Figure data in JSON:
- - - - - - -

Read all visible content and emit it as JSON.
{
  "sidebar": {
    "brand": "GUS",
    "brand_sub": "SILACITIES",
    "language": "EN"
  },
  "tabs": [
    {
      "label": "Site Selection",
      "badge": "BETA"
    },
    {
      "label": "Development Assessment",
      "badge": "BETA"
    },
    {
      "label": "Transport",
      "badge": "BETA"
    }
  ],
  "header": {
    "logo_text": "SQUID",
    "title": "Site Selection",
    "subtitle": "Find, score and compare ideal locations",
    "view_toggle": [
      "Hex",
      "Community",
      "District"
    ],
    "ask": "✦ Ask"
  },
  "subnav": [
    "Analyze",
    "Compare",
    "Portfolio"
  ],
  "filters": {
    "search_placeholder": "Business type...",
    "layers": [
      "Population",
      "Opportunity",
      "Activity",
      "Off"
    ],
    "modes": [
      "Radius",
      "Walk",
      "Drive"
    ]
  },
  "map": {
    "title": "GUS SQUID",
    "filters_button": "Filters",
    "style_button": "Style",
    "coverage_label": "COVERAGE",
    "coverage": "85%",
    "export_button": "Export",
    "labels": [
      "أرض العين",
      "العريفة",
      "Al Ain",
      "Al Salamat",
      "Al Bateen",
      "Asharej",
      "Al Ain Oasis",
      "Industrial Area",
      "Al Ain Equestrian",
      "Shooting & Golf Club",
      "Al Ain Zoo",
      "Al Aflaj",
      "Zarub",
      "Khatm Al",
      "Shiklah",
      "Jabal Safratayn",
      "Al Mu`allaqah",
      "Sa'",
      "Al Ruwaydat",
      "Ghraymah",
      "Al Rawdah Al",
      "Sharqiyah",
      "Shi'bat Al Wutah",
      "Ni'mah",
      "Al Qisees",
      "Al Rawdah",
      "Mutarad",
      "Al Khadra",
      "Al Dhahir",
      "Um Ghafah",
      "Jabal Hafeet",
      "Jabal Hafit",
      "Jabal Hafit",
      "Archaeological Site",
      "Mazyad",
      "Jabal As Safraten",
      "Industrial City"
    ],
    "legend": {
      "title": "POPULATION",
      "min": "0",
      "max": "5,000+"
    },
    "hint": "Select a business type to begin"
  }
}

- - - - - - -

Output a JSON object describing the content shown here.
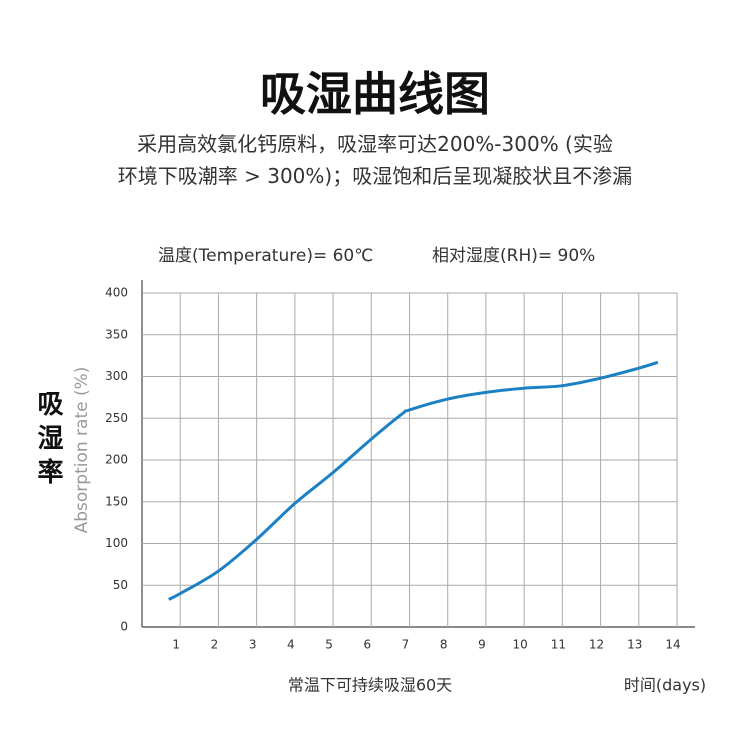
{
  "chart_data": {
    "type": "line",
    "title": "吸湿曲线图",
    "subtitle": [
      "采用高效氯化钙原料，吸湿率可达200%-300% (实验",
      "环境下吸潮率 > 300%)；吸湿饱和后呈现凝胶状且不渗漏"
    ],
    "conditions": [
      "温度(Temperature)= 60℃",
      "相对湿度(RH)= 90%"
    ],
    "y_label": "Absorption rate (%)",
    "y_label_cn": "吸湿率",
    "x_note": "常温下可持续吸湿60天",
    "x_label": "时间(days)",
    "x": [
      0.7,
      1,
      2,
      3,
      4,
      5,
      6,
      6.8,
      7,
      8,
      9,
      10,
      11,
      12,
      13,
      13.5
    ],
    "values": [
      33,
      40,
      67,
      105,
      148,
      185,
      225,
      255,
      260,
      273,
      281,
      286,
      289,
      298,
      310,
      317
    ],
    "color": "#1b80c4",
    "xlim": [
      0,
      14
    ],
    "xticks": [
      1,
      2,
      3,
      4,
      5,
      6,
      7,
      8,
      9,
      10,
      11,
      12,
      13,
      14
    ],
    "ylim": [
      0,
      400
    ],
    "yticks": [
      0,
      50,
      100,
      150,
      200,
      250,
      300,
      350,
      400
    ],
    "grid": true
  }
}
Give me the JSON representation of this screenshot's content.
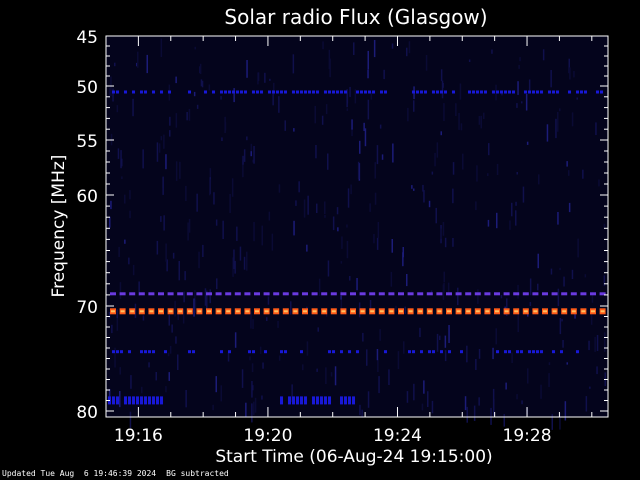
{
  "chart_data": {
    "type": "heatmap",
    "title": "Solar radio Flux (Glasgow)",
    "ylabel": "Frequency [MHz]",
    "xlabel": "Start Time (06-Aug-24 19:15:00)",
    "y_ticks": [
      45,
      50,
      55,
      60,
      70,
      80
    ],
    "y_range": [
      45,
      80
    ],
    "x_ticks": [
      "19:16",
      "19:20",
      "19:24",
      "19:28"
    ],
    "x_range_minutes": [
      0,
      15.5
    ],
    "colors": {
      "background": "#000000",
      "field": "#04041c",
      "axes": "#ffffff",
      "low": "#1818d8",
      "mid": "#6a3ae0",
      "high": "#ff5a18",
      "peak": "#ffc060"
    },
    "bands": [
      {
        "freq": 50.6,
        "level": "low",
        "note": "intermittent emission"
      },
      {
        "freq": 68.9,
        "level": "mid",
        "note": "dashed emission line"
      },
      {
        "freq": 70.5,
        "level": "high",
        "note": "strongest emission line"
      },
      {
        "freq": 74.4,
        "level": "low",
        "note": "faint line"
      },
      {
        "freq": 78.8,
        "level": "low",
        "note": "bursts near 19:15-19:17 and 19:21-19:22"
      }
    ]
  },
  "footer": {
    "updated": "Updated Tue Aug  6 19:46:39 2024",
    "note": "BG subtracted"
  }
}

- - - - - - -

- **WHAT YOU SHOULD DO**
Compute how many lines include the string "type", then give that number by itself.

- **WORKED ANSWER**
4